#### [Prompt]
Filter the data for lines with the word "GAULDEN", then copy every line so identified.

Stored records

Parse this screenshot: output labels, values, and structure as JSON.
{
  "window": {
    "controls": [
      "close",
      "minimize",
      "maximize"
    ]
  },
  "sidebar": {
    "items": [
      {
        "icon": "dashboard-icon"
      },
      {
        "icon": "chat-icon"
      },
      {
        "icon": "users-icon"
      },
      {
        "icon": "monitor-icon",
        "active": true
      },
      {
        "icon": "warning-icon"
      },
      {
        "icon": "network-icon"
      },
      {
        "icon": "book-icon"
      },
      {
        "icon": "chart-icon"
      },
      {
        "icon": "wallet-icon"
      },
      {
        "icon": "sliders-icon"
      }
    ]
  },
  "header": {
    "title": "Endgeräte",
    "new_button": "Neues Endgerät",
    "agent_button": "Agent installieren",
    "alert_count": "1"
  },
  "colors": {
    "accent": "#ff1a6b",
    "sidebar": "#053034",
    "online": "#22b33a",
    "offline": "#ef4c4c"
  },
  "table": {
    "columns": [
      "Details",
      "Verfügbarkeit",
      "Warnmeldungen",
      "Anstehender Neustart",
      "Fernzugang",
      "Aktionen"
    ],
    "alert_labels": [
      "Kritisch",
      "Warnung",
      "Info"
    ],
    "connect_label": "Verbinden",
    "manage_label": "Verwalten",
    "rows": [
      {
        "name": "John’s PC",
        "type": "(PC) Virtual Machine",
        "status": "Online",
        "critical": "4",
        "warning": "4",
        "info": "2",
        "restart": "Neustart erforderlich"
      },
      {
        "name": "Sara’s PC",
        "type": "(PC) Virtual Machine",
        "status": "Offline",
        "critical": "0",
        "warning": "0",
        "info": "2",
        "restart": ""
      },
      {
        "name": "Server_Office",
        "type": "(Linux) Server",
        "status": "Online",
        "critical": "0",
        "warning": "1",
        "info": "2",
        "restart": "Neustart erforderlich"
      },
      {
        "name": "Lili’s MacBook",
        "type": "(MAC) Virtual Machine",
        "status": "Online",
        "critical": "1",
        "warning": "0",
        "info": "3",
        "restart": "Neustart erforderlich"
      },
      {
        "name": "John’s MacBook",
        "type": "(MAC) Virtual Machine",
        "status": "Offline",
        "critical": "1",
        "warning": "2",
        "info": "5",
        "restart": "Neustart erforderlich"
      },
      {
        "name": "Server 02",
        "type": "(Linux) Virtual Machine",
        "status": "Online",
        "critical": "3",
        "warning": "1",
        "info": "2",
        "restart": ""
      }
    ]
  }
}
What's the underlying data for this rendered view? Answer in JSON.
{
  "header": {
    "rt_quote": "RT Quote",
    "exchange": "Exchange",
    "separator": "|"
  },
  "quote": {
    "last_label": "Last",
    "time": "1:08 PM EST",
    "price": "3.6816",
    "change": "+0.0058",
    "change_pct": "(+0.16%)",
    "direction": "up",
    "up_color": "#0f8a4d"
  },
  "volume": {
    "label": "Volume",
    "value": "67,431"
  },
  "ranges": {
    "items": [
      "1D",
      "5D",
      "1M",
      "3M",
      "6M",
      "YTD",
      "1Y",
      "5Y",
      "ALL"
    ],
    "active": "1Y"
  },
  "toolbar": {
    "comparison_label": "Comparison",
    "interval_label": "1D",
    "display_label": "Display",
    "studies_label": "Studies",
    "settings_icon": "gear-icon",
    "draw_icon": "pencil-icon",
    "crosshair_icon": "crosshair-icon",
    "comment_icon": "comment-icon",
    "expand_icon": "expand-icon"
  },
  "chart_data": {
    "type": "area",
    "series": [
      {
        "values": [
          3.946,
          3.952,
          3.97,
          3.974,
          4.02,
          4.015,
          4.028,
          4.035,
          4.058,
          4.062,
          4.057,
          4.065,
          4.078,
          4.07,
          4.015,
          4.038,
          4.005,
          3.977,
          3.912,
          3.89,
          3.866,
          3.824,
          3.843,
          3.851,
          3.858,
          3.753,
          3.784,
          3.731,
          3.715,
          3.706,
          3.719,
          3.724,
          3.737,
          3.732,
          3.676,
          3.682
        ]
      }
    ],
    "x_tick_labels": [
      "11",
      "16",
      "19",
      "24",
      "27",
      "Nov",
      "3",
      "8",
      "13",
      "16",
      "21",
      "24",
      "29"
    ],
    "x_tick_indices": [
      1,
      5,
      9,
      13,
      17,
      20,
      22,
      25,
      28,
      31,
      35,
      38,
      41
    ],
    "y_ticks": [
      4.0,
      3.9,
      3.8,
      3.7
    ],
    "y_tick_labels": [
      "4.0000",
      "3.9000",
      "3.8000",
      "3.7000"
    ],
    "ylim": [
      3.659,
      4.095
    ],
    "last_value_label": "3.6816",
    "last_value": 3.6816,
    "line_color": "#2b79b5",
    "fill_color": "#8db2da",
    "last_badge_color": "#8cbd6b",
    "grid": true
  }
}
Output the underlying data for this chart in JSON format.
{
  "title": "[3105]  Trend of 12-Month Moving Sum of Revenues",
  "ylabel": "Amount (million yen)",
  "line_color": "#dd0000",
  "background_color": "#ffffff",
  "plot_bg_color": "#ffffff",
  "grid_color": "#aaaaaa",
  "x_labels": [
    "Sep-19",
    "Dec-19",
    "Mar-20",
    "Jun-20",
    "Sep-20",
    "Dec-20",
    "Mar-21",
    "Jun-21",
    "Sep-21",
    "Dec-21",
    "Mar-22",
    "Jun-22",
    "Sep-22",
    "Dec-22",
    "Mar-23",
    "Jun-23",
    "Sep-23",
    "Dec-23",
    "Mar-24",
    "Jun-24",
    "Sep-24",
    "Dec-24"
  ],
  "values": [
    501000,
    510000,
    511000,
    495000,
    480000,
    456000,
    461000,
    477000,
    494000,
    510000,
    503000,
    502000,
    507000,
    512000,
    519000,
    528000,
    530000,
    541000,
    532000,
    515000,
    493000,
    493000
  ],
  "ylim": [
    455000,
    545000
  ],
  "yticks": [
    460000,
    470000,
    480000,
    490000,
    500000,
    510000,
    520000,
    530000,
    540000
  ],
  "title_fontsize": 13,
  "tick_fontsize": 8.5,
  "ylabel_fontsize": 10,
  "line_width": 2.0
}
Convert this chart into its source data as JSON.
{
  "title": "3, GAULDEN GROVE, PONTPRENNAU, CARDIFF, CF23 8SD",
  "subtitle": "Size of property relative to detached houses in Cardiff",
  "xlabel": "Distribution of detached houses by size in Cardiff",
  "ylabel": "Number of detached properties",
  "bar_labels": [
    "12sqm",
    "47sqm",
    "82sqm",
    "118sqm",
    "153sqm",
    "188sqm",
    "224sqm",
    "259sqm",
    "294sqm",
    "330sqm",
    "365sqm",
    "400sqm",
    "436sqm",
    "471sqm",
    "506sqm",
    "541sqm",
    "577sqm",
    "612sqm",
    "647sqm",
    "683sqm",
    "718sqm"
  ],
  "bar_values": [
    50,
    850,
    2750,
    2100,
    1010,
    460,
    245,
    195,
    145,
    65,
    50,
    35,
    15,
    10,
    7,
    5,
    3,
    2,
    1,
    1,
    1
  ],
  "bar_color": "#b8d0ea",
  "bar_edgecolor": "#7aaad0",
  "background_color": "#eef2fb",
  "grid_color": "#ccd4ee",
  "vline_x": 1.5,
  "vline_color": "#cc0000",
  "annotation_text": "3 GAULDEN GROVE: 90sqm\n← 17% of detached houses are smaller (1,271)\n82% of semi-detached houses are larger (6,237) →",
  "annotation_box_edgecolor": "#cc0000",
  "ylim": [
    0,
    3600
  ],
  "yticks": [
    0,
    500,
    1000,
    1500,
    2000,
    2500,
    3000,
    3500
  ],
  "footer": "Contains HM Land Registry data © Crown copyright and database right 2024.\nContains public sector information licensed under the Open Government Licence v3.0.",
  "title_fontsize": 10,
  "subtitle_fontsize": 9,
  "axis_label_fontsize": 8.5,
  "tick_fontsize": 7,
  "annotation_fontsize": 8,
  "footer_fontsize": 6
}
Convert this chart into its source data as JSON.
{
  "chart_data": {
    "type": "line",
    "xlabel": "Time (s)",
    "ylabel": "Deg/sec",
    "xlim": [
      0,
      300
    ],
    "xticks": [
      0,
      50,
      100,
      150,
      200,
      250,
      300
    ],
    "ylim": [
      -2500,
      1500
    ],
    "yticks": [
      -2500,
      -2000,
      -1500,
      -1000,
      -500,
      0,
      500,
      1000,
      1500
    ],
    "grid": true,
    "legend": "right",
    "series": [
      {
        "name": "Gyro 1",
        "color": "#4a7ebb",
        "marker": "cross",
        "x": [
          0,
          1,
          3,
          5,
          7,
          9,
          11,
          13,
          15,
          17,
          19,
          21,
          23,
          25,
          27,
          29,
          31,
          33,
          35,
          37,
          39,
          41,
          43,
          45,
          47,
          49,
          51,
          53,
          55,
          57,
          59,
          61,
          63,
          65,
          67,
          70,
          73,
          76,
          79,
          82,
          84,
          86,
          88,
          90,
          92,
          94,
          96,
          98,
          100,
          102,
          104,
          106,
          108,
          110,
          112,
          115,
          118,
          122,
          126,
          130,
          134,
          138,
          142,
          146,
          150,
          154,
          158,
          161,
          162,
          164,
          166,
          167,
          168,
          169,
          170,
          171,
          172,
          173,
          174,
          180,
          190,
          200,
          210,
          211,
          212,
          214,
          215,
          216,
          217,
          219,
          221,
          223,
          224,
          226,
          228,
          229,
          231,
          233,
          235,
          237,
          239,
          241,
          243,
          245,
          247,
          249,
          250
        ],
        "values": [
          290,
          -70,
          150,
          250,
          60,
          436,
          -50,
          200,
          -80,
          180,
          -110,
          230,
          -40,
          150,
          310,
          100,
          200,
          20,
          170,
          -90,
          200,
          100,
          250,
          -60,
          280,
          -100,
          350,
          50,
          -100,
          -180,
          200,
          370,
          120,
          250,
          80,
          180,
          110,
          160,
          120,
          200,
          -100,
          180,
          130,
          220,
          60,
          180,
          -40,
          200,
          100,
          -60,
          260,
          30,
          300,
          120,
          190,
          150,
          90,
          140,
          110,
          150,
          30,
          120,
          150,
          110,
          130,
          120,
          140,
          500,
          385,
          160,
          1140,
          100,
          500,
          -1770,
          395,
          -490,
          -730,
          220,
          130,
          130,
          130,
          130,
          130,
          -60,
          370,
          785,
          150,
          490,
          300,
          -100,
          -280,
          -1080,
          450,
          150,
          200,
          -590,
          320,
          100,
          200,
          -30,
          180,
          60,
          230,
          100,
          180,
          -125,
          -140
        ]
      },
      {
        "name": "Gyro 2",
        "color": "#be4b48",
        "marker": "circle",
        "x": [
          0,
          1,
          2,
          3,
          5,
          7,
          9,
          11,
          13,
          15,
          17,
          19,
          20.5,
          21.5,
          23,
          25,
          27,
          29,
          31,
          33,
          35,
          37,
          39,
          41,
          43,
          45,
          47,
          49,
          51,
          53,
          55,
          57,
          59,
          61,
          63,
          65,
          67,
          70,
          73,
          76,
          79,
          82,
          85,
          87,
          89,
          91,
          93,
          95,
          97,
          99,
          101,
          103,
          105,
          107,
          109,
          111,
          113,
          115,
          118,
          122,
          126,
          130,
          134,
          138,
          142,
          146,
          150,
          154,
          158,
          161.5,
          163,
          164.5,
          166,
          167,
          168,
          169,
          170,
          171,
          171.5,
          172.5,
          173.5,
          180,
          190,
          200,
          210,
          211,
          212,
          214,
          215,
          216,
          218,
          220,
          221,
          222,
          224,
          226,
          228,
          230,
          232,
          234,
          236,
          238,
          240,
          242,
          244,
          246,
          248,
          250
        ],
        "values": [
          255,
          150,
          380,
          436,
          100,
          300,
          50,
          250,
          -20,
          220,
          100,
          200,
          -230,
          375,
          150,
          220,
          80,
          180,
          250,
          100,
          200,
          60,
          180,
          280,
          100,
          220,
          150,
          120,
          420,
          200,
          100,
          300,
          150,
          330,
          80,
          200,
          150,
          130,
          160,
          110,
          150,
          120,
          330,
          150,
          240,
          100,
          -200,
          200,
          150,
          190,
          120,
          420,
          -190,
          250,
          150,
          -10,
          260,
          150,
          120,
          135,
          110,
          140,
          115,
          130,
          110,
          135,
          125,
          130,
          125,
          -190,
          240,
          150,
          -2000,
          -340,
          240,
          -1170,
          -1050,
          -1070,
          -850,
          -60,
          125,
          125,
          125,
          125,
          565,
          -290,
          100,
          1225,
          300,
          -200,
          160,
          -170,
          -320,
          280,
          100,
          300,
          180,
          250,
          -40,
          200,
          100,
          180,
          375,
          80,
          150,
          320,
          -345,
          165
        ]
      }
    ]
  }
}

#### [Response]
  "title": "3, GAULDEN GROVE, PONTPRENNAU, CARDIFF, CF23 8SD",
  "annotation_text": "3 GAULDEN GROVE: 90sqm\n← 17% of detached houses are smaller (1,271)\n82% of semi-detached houses are larger (6,237) →",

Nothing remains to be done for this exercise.